--- RECORD EXTRACTS ---
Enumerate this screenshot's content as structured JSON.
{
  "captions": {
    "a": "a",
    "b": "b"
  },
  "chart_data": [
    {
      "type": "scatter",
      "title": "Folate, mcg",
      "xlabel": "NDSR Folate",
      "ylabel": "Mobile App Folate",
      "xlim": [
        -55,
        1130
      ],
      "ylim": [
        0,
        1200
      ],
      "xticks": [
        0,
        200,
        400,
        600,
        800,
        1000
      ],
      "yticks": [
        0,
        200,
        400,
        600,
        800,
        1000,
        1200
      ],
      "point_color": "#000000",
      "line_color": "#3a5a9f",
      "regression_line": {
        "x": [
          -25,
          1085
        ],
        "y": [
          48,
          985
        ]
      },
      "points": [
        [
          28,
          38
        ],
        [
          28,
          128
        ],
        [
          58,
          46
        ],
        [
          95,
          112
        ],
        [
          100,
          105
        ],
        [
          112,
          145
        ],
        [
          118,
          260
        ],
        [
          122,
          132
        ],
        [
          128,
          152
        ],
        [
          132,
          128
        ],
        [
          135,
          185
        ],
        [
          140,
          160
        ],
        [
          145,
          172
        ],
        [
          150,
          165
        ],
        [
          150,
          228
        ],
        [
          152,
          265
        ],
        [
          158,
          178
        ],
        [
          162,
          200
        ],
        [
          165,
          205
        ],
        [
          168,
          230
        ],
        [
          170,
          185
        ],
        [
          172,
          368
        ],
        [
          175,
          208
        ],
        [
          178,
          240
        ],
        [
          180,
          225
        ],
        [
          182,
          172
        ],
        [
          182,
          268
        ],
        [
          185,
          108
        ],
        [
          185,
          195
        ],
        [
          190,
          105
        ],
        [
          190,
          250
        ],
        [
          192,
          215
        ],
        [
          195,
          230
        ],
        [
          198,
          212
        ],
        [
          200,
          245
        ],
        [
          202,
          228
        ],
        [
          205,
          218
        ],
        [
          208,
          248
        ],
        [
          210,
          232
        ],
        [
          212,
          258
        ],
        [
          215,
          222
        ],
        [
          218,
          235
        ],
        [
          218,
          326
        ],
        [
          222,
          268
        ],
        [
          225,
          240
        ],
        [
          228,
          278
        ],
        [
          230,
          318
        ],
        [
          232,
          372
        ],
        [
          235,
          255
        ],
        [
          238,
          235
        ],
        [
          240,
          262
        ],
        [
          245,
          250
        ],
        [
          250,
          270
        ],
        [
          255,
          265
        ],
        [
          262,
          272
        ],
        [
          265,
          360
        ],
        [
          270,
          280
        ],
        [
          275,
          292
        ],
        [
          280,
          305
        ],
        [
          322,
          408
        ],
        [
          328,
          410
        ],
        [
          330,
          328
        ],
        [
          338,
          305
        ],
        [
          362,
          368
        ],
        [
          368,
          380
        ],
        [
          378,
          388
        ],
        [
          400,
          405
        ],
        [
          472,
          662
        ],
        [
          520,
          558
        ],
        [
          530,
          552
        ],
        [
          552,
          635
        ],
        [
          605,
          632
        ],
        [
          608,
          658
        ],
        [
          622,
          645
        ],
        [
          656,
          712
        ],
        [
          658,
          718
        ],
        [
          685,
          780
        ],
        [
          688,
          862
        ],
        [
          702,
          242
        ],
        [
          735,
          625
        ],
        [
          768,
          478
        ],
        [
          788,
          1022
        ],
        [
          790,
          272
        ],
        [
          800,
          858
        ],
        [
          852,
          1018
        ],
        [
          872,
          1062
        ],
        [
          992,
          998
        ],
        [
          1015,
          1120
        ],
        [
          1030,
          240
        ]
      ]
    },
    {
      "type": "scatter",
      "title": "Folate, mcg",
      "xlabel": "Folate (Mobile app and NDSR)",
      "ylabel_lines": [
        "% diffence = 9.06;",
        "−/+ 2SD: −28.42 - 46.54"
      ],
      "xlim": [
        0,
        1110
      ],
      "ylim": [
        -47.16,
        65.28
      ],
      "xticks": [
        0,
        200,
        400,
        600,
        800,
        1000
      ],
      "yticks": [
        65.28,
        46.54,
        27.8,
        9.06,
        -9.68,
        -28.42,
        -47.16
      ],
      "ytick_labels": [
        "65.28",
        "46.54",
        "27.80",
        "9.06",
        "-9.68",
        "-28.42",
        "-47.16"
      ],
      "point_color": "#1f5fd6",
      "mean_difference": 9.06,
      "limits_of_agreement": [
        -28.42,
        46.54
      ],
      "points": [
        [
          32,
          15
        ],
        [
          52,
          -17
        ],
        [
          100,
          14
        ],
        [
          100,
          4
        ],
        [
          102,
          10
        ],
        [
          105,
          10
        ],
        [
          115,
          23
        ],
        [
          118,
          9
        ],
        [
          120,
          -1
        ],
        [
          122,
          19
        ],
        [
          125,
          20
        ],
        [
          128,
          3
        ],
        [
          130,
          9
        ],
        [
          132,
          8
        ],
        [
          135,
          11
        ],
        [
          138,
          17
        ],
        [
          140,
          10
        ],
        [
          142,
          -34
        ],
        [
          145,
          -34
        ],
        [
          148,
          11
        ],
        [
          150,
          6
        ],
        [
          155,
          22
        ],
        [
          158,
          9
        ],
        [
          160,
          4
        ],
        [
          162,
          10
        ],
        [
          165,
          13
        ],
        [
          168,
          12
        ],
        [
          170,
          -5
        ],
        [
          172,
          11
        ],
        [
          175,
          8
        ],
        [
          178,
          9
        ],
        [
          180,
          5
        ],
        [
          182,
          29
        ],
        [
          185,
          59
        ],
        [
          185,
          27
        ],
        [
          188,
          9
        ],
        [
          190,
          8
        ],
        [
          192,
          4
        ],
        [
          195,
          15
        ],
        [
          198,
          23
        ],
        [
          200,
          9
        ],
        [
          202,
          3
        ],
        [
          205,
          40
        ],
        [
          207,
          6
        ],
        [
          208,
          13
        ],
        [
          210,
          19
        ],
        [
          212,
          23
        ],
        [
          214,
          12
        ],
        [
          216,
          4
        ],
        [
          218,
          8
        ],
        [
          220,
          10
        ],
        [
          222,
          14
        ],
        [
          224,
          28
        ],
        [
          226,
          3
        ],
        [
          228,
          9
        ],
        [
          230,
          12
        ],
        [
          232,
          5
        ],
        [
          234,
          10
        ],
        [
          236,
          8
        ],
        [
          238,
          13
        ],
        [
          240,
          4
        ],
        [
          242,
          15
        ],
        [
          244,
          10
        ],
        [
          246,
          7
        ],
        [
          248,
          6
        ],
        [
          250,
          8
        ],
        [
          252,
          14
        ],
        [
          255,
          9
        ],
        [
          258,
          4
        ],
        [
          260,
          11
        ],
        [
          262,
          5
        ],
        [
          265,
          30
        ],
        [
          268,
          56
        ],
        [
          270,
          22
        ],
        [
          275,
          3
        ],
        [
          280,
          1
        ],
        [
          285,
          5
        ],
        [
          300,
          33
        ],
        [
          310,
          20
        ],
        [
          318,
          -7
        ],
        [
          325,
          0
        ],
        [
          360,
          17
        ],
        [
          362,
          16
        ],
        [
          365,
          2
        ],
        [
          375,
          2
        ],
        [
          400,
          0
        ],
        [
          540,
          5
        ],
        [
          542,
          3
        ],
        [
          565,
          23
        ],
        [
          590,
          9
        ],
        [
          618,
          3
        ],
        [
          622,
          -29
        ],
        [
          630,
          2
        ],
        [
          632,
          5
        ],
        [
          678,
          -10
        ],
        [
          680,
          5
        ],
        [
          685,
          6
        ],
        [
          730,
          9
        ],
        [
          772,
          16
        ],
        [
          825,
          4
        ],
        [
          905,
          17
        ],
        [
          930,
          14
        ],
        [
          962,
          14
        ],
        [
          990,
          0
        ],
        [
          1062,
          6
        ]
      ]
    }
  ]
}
---
◆ **TASK INSTRUCTIONS**
Write out every entry above, word for word.

◆ **OUTPUT FOR THIS EXERCISE**
Enumerate this screenshot's content as structured JSON.
{
  "captions": {
    "a": "a",
    "b": "b"
  },
  "chart_data": [
    {
      "type": "scatter",
      "title": "Folate, mcg",
      "xlabel": "NDSR Folate",
      "ylabel": "Mobile App Folate",
      "xlim": [
        -55,
        1130
      ],
      "ylim": [
        0,
        1200
      ],
      "xticks": [
        0,
        200,
        400,
        600,
        800,
        1000
      ],
      "yticks": [
        0,
        200,
        400,
        600,
        800,
        1000,
        1200
      ],
      "point_color": "#000000",
      "line_color": "#3a5a9f",
      "regression_line": {
        "x": [
          -25,
          1085
        ],
        "y": [
          48,
          985
        ]
      },
      "points": [
        [
          28,
          38
        ],
        [
          28,
          128
        ],
        [
          58,
          46
        ],
        [
          95,
          112
        ],
        [
          100,
          105
        ],
        [
          112,
          145
        ],
        [
          118,
          260
        ],
        [
          122,
          132
        ],
        [
          128,
          152
        ],
        [
          132,
          128
        ],
        [
          135,
          185
        ],
        [
          140,
          160
        ],
        [
          145,
          172
        ],
        [
          150,
          165
        ],
        [
          150,
          228
        ],
        [
          152,
          265
        ],
        [
          158,
          178
        ],
        [
          162,
          200
        ],
        [
          165,
          205
        ],
        [
          168,
          230
        ],
        [
          170,
          185
        ],
        [
          172,
          368
        ],
        [
          175,
          208
        ],
        [
          178,
          240
        ],
        [
          180,
          225
        ],
        [
          182,
          172
        ],
        [
          182,
          268
        ],
        [
          185,
          108
        ],
        [
          185,
          195
        ],
        [
          190,
          105
        ],
        [
          190,
          250
        ],
        [
          192,
          215
        ],
        [
          195,
          230
        ],
        [
          198,
          212
        ],
        [
          200,
          245
        ],
        [
          202,
          228
        ],
        [
          205,
          218
        ],
        [
          208,
          248
        ],
        [
          210,
          232
        ],
        [
          212,
          258
        ],
        [
          215,
          222
        ],
        [
          218,
          235
        ],
        [
          218,
          326
        ],
        [
          222,
          268
        ],
        [
          225,
          240
        ],
        [
          228,
          278
        ],
        [
          230,
          318
        ],
        [
          232,
          372
        ],
        [
          235,
          255
        ],
        [
          238,
          235
        ],
        [
          240,
          262
        ],
        [
          245,
          250
        ],
        [
          250,
          270
        ],
        [
          255,
          265
        ],
        [
          262,
          272
        ],
        [
          265,
          360
        ],
        [
          270,
          280
        ],
        [
          275,
          292
        ],
        [
          280,
          305
        ],
        [
          322,
          408
        ],
        [
          328,
          410
        ],
        [
          330,
          328
        ],
        [
          338,
          305
        ],
        [
          362,
          368
        ],
        [
          368,
          380
        ],
        [
          378,
          388
        ],
        [
          400,
          405
        ],
        [
          472,
          662
        ],
        [
          520,
          558
        ],
        [
          530,
          552
        ],
        [
          552,
          635
        ],
        [
          605,
          632
        ],
        [
          608,
          658
        ],
        [
          622,
          645
        ],
        [
          656,
          712
        ],
        [
          658,
          718
        ],
        [
          685,
          780
        ],
        [
          688,
          862
        ],
        [
          702,
          242
        ],
        [
          735,
          625
        ],
        [
          768,
          478
        ],
        [
          788,
          1022
        ],
        [
          790,
          272
        ],
        [
          800,
          858
        ],
        [
          852,
          1018
        ],
        [
          872,
          1062
        ],
        [
          992,
          998
        ],
        [
          1015,
          1120
        ],
        [
          1030,
          240
        ]
      ]
    },
    {
      "type": "scatter",
      "title": "Folate, mcg",
      "xlabel": "Folate (Mobile app and NDSR)",
      "ylabel_lines": [
        "% diffence = 9.06;",
        "−/+ 2SD: −28.42 - 46.54"
      ],
      "xlim": [
        0,
        1110
      ],
      "ylim": [
        -47.16,
        65.28
      ],
      "xticks": [
        0,
        200,
        400,
        600,
        800,
        1000
      ],
      "yticks": [
        65.28,
        46.54,
        27.8,
        9.06,
        -9.68,
        -28.42,
        -47.16
      ],
      "ytick_labels": [
        "65.28",
        "46.54",
        "27.80",
        "9.06",
        "-9.68",
        "-28.42",
        "-47.16"
      ],
      "point_color": "#1f5fd6",
      "mean_difference": 9.06,
      "limits_of_agreement": [
        -28.42,
        46.54
      ],
      "points": [
        [
          32,
          15
        ],
        [
          52,
          -17
        ],
        [
          100,
          14
        ],
        [
          100,
          4
        ],
        [
          102,
          10
        ],
        [
          105,
          10
        ],
        [
          115,
          23
        ],
        [
          118,
          9
        ],
        [
          120,
          -1
        ],
        [
          122,
          19
        ],
        [
          125,
          20
        ],
        [
          128,
          3
        ],
        [
          130,
          9
        ],
        [
          132,
          8
        ],
        [
          135,
          11
        ],
        [
          138,
          17
        ],
        [
          140,
          10
        ],
        [
          142,
          -34
        ],
        [
          145,
          -34
        ],
        [
          148,
          11
        ],
        [
          150,
          6
        ],
        [
          155,
          22
        ],
        [
          158,
          9
        ],
        [
          160,
          4
        ],
        [
          162,
          10
        ],
        [
          165,
          13
        ],
        [
          168,
          12
        ],
        [
          170,
          -5
        ],
        [
          172,
          11
        ],
        [
          175,
          8
        ],
        [
          178,
          9
        ],
        [
          180,
          5
        ],
        [
          182,
          29
        ],
        [
          185,
          59
        ],
        [
          185,
          27
        ],
        [
          188,
          9
        ],
        [
          190,
          8
        ],
        [
          192,
          4
        ],
        [
          195,
          15
        ],
        [
          198,
          23
        ],
        [
          200,
          9
        ],
        [
          202,
          3
        ],
        [
          205,
          40
        ],
        [
          207,
          6
        ],
        [
          208,
          13
        ],
        [
          210,
          19
        ],
        [
          212,
          23
        ],
        [
          214,
          12
        ],
        [
          216,
          4
        ],
        [
          218,
          8
        ],
        [
          220,
          10
        ],
        [
          222,
          14
        ],
        [
          224,
          28
        ],
        [
          226,
          3
        ],
        [
          228,
          9
        ],
        [
          230,
          12
        ],
        [
          232,
          5
        ],
        [
          234,
          10
        ],
        [
          236,
          8
        ],
        [
          238,
          13
        ],
        [
          240,
          4
        ],
        [
          242,
          15
        ],
        [
          244,
          10
        ],
        [
          246,
          7
        ],
        [
          248,
          6
        ],
        [
          250,
          8
        ],
        [
          252,
          14
        ],
        [
          255,
          9
        ],
        [
          258,
          4
        ],
        [
          260,
          11
        ],
        [
          262,
          5
        ],
        [
          265,
          30
        ],
        [
          268,
          56
        ],
        [
          270,
          22
        ],
        [
          275,
          3
        ],
        [
          280,
          1
        ],
        [
          285,
          5
        ],
        [
          300,
          33
        ],
        [
          310,
          20
        ],
        [
          318,
          -7
        ],
        [
          325,
          0
        ],
        [
          360,
          17
        ],
        [
          362,
          16
        ],
        [
          365,
          2
        ],
        [
          375,
          2
        ],
        [
          400,
          0
        ],
        [
          540,
          5
        ],
        [
          542,
          3
        ],
        [
          565,
          23
        ],
        [
          590,
          9
        ],
        [
          618,
          3
        ],
        [
          622,
          -29
        ],
        [
          630,
          2
        ],
        [
          632,
          5
        ],
        [
          678,
          -10
        ],
        [
          680,
          5
        ],
        [
          685,
          6
        ],
        [
          730,
          9
        ],
        [
          772,
          16
        ],
        [
          825,
          4
        ],
        [
          905,
          17
        ],
        [
          930,
          14
        ],
        [
          962,
          14
        ],
        [
          990,
          0
        ],
        [
          1062,
          6
        ]
      ]
    }
  ]
}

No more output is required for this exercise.